SET OF TASKS »
**A)** From the forum thread about Amazon sellers driving for Flex, copy out everything from "## Amazon flex" down to "(Apr 10, 2017)" word for word.
**B)** Carry the forum thread about Amazon sellers driving for Flex forward from the point where it stops.

# Any issue with being an amazon seller and driving for Flex?



## flexking (Sep 28, 2017)

Probably a stupid question but I know you can't be an amazon employee and drive for Flex. Anyone know if that might extend to being a seller too?


----------



## oicu812 (Aug 29, 2016)

I know of Amazon employees working at one station and does Flex/Prime Now at another.


----------



## Just Another Uber Drive (Jul 15, 2015)

fktheking said:


> Probably a stupid question but I know you can't be an amazon employee and drive for Flex. Anyone know if that might extend to being a seller too?


I had an issue with this when I signed up for flex. I have a seller account from years ago. I just used a different email address, at Amazon's suggestion, and everything was fine after that.


----------



## Amazon flex lol (Apr 9, 2018)

Only full blue badge employees can not do flex. I have removed a few from delivering. Your good to go


----------



## Cynergie (Apr 10, 2017)

flexking said:


> Probably a stupid question but I know you can't be an amazon employee and drive for Flex. Anyone know if that might extend to being a seller too?


Yes actually you can. It's only prohibited when you work for white van Amazon carriers at the WH. That's when you have to sign all kinds of docs indicating you won't double dip.


----------



## Chicago-uber (Jun 18, 2014)

Cynergie said:


> Yes actually you can. It's only prohibited when you work for white van Amazon carriers at the WH. That's when you have to sign all kinds of docs indicating you won't double dip.

SUPPLIED MATERIAL »
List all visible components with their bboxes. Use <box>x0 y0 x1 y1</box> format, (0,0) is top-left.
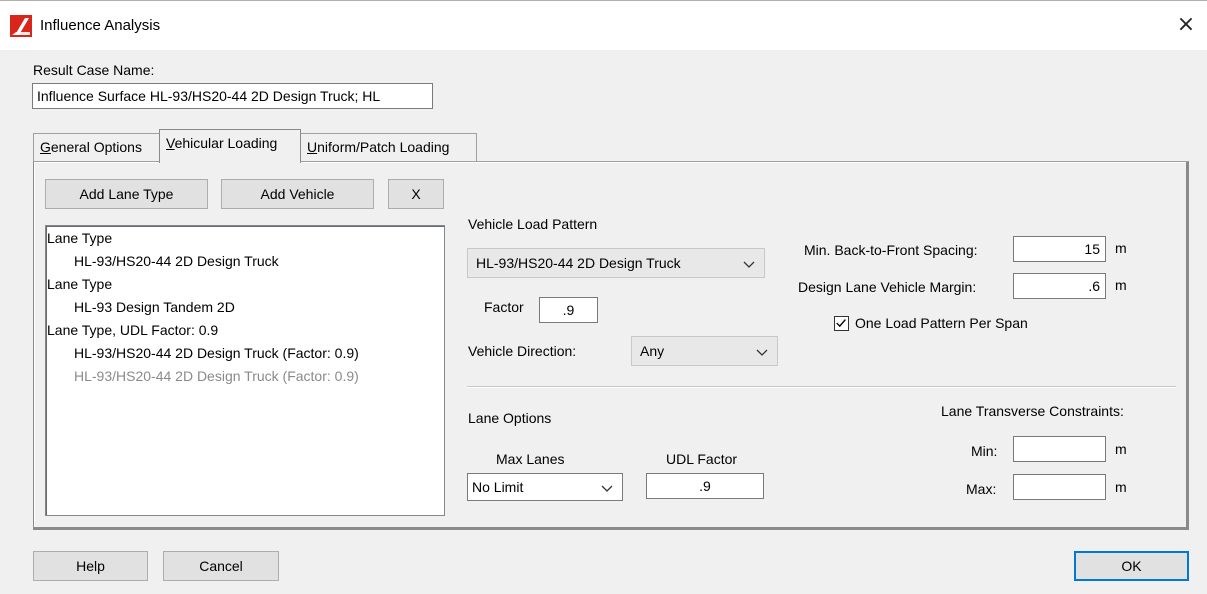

THE RESULTS »
**A)**
## Amazon flex lol (Apr 9, 2018)

Only full blue badge employees can not do flex. I have removed a few from delivering. Your good to go


----------



## Cynergie (Apr 10, 2017)

**B)**
I do both vans and flex. Nobody ever gave me a hard time about it. Heck... I did a flex route immediately after my van route.


----------



## oicu812 (Aug 29, 2016)

Chicago-uber said:


> I do both vans and flex. Nobody ever gave me a hard time about it. Heck... I did a flex route immediately after my van route.


The only people that may care is your dispatcher. If they don't, no big deal. There's no double dipping unless you are delivering the packages you've just returned.


----------



## Cynergie (Apr 10, 2017)

Chicago-uber said:


> I do both vans and flex. Nobody ever gave me a hard time about it. Heck... I did a flex route immediately after my van route.


Guess it really depends on what white van carriers and/or WH you work out of
Both these were really strict where I did Prime/Flex.

Anyhow at the end of the day, it's all about the Benjamins. So good for you.

Just don't get caught.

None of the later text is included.